#### WHAT YOU HAVE TO DO:
Only the pictures are left out: repeat the rest of the entries exactly.

Dataset entries on figures:
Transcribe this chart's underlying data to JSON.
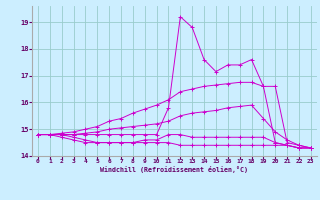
{
  "bg_color": "#cceeff",
  "grid_color": "#99cccc",
  "line_color": "#cc00cc",
  "xlim": [
    -0.5,
    23.5
  ],
  "ylim": [
    14.0,
    19.6
  ],
  "yticks": [
    14,
    15,
    16,
    17,
    18,
    19
  ],
  "xticks": [
    0,
    1,
    2,
    3,
    4,
    5,
    6,
    7,
    8,
    9,
    10,
    11,
    12,
    13,
    14,
    15,
    16,
    17,
    18,
    19,
    20,
    21,
    22,
    23
  ],
  "xlabel": "Windchill (Refroidissement éolien,°C)",
  "lines": [
    {
      "x": [
        0,
        1,
        2,
        3,
        4,
        5,
        6,
        7,
        8,
        9,
        10,
        11,
        12,
        13,
        14,
        15,
        16,
        17,
        18,
        19,
        20,
        21,
        22,
        23
      ],
      "y": [
        14.8,
        14.8,
        14.8,
        14.7,
        14.6,
        14.5,
        14.5,
        14.5,
        14.5,
        14.5,
        14.5,
        14.5,
        14.4,
        14.4,
        14.4,
        14.4,
        14.4,
        14.4,
        14.4,
        14.4,
        14.4,
        14.4,
        14.3,
        14.3
      ]
    },
    {
      "x": [
        0,
        1,
        2,
        3,
        4,
        5,
        6,
        7,
        8,
        9,
        10,
        11,
        12,
        13,
        14,
        15,
        16,
        17,
        18,
        19,
        20,
        21,
        22,
        23
      ],
      "y": [
        14.8,
        14.8,
        14.7,
        14.6,
        14.5,
        14.5,
        14.5,
        14.5,
        14.5,
        14.6,
        14.6,
        14.8,
        14.8,
        14.7,
        14.7,
        14.7,
        14.7,
        14.7,
        14.7,
        14.7,
        14.5,
        14.4,
        14.3,
        14.3
      ]
    },
    {
      "x": [
        0,
        1,
        2,
        3,
        4,
        5,
        6,
        7,
        8,
        9,
        10,
        11,
        12,
        13,
        14,
        15,
        16,
        17,
        18,
        19,
        20,
        21,
        22,
        23
      ],
      "y": [
        14.8,
        14.8,
        14.8,
        14.8,
        14.85,
        14.9,
        15.0,
        15.05,
        15.1,
        15.15,
        15.2,
        15.3,
        15.5,
        15.6,
        15.65,
        15.7,
        15.8,
        15.85,
        15.9,
        15.4,
        14.9,
        14.6,
        14.4,
        14.3
      ]
    },
    {
      "x": [
        0,
        1,
        2,
        3,
        4,
        5,
        6,
        7,
        8,
        9,
        10,
        11,
        12,
        13,
        14,
        15,
        16,
        17,
        18,
        19,
        20,
        21,
        22,
        23
      ],
      "y": [
        14.8,
        14.8,
        14.85,
        14.9,
        15.0,
        15.1,
        15.3,
        15.4,
        15.6,
        15.75,
        15.9,
        16.1,
        16.4,
        16.5,
        16.6,
        16.65,
        16.7,
        16.75,
        16.75,
        16.6,
        16.6,
        14.5,
        14.4,
        14.3
      ]
    },
    {
      "x": [
        0,
        1,
        2,
        3,
        4,
        5,
        6,
        7,
        8,
        9,
        10,
        11,
        12,
        13,
        14,
        15,
        16,
        17,
        18,
        19,
        20,
        21,
        22,
        23
      ],
      "y": [
        14.8,
        14.8,
        14.8,
        14.8,
        14.8,
        14.8,
        14.8,
        14.8,
        14.8,
        14.8,
        14.8,
        15.8,
        19.2,
        18.8,
        17.6,
        17.15,
        17.4,
        17.4,
        17.6,
        16.6,
        14.5,
        14.4,
        14.3,
        14.3
      ]
    }
  ]
}
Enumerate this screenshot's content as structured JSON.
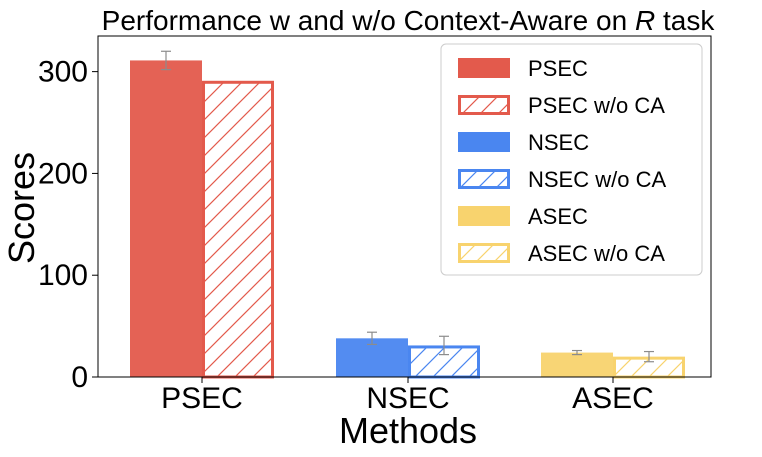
{
  "chart_data": {
    "type": "bar",
    "title_prefix": "Performance w and w/o Context-Aware on ",
    "title_italic": "R",
    "title_suffix": " task",
    "xlabel": "Methods",
    "ylabel": "Scores",
    "categories": [
      "PSEC",
      "NSEC",
      "ASEC"
    ],
    "ylim": [
      0,
      335
    ],
    "yticks": [
      0,
      100,
      200,
      300
    ],
    "grid": false,
    "legend_position": "top-right",
    "colors": {
      "psec": "#e35a4c",
      "nsec": "#4a86f0",
      "asec": "#f8d36e",
      "error": "#8c8c8c"
    },
    "series": [
      {
        "name": "PSEC",
        "category": "PSEC",
        "variant": "with",
        "color_key": "psec",
        "value": 311,
        "error": 9
      },
      {
        "name": "PSEC w/o CA",
        "category": "PSEC",
        "variant": "without",
        "color_key": "psec",
        "value": 291,
        "error": null
      },
      {
        "name": "NSEC",
        "category": "NSEC",
        "variant": "with",
        "color_key": "nsec",
        "value": 38,
        "error": 6
      },
      {
        "name": "NSEC w/o CA",
        "category": "NSEC",
        "variant": "without",
        "color_key": "nsec",
        "value": 31,
        "error": 9
      },
      {
        "name": "ASEC",
        "category": "ASEC",
        "variant": "with",
        "color_key": "asec",
        "value": 24,
        "error": 2
      },
      {
        "name": "ASEC w/o CA",
        "category": "ASEC",
        "variant": "without",
        "color_key": "asec",
        "value": 20,
        "error": 5
      }
    ]
  }
}
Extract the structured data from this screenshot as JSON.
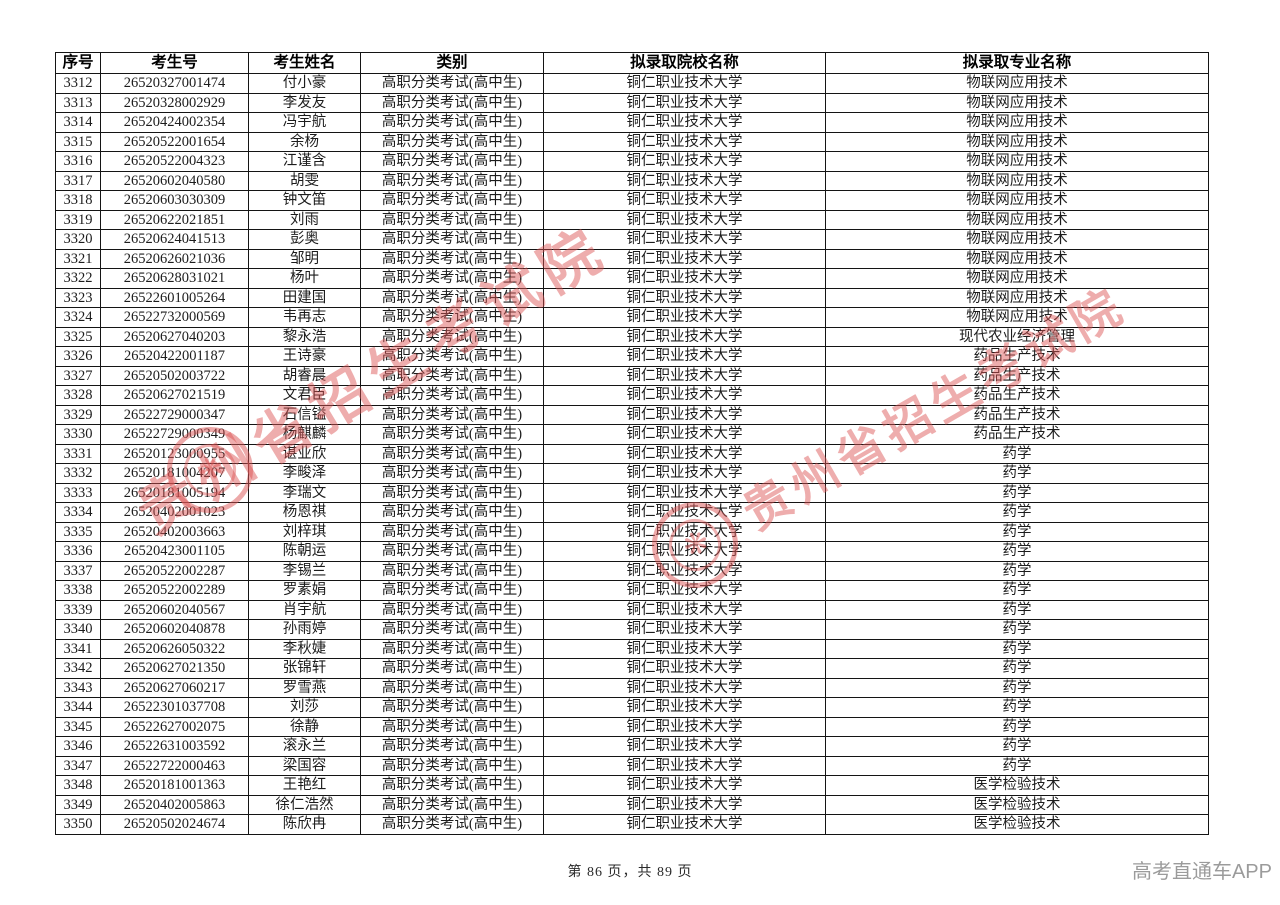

#### OUTPUT OF THE EXERCISE:
Transcribe this chart's underlying data to JSON.
{
  "bg_color": "#cceeff",
  "grid_color": "#99cccc",
  "line_color": "#cc00cc",
  "xlim": [
    -0.5,
    23.5
  ],
  "ylim": [
    14.0,
    19.6
  ],
  "yticks": [
    14,
    15,
    16,
    17,
    18,
    19
  ],
  "xticks": [
    0,
    1,
    2,
    3,
    4,
    5,
    6,
    7,
    8,
    9,
    10,
    11,
    12,
    13,
    14,
    15,
    16,
    17,
    18,
    19,
    20,
    21,
    22,
    23
  ],
  "xlabel": "Windchill (Refroidissement éolien,°C)",
  "lines": [
    {
      "x": [
        0,
        1,
        2,
        3,
        4,
        5,
        6,
        7,
        8,
        9,
        10,
        11,
        12,
        13,
        14,
        15,
        16,
        17,
        18,
        19,
        20,
        21,
        22,
        23
      ],
      "y": [
        14.8,
        14.8,
        14.8,
        14.7,
        14.6,
        14.5,
        14.5,
        14.5,
        14.5,
        14.5,
        14.5,
        14.5,
        14.4,
        14.4,
        14.4,
        14.4,
        14.4,
        14.4,
        14.4,
        14.4,
        14.4,
        14.4,
        14.3,
        14.3
      ]
    },
    {
      "x": [
        0,
        1,
        2,
        3,
        4,
        5,
        6,
        7,
        8,
        9,
        10,
        11,
        12,
        13,
        14,
        15,
        16,
        17,
        18,
        19,
        20,
        21,
        22,
        23
      ],
      "y": [
        14.8,
        14.8,
        14.7,
        14.6,
        14.5,
        14.5,
        14.5,
        14.5,
        14.5,
        14.6,
        14.6,
        14.8,
        14.8,
        14.7,
        14.7,
        14.7,
        14.7,
        14.7,
        14.7,
        14.7,
        14.5,
        14.4,
        14.3,
        14.3
      ]
    },
    {
      "x": [
        0,
        1,
        2,
        3,
        4,
        5,
        6,
        7,
        8,
        9,
        10,
        11,
        12,
        13,
        14,
        15,
        16,
        17,
        18,
        19,
        20,
        21,
        22,
        23
      ],
      "y": [
        14.8,
        14.8,
        14.8,
        14.8,
        14.85,
        14.9,
        15.0,
        15.05,
        15.1,
        15.15,
        15.2,
        15.3,
        15.5,
        15.6,
        15.65,
        15.7,
        15.8,
        15.85,
        15.9,
        15.4,
        14.9,
        14.6,
        14.4,
        14.3
      ]
    },
    {
      "x": [
        0,
        1,
        2,
        3,
        4,
        5,
        6,
        7,
        8,
        9,
        10,
        11,
        12,
        13,
        14,
        15,
        16,
        17,
        18,
        19,
        20,
        21,
        22,
        23
      ],
      "y": [
        14.8,
        14.8,
        14.85,
        14.9,
        15.0,
        15.1,
        15.3,
        15.4,
        15.6,
        15.75,
        15.9,
        16.1,
        16.4,
        16.5,
        16.6,
        16.65,
        16.7,
        16.75,
        16.75,
        16.6,
        16.6,
        14.5,
        14.4,
        14.3
      ]
    },
    {
      "x": [
        0,
        1,
        2,
        3,
        4,
        5,
        6,
        7,
        8,
        9,
        10,
        11,
        12,
        13,
        14,
        15,
        16,
        17,
        18,
        19,
        20,
        21,
        22,
        23
      ],
      "y": [
        14.8,
        14.8,
        14.8,
        14.8,
        14.8,
        14.8,
        14.8,
        14.8,
        14.8,
        14.8,
        14.8,
        15.8,
        19.2,
        18.8,
        17.6,
        17.15,
        17.4,
        17.4,
        17.6,
        16.6,
        14.5,
        14.4,
        14.3,
        14.3
      ]
    }
  ]
}
Enumerate this screenshot's content as structured JSON.
{
  "chart_data": {
    "type": "bar",
    "title_prefix": "Performance w and w/o Context-Aware on ",
    "title_italic": "R",
    "title_suffix": " task",
    "xlabel": "Methods",
    "ylabel": "Scores",
    "categories": [
      "PSEC",
      "NSEC",
      "ASEC"
    ],
    "ylim": [
      0,
      335
    ],
    "yticks": [
      0,
      100,
      200,
      300
    ],
    "grid": false,
    "legend_position": "top-right",
    "colors": {
      "psec": "#e35a4c",
      "nsec": "#4a86f0",
      "asec": "#f8d36e",
      "error": "#8c8c8c"
    },
    "series": [
      {
        "name": "PSEC",
        "category": "PSEC",
        "variant": "with",
        "color_key": "psec",
        "value": 311,
        "error": 9
      },
      {
        "name": "PSEC w/o CA",
        "category": "PSEC",
        "variant": "without",
        "color_key": "psec",
        "value": 291,
        "error": null
      },
      {
        "name": "NSEC",
        "category": "NSEC",
        "variant": "with",
        "color_key": "nsec",
        "value": 38,
        "error": 6
      },
      {
        "name": "NSEC w/o CA",
        "category": "NSEC",
        "variant": "without",
        "color_key": "nsec",
        "value": 31,
        "error": 9
      },
      {
        "name": "ASEC",
        "category": "ASEC",
        "variant": "with",
        "color_key": "asec",
        "value": 24,
        "error": 2
      },
      {
        "name": "ASEC w/o CA",
        "category": "ASEC",
        "variant": "without",
        "color_key": "asec",
        "value": 20,
        "error": 5
      }
    ]
  }
}
Extract the structured data from this screenshot as JSON.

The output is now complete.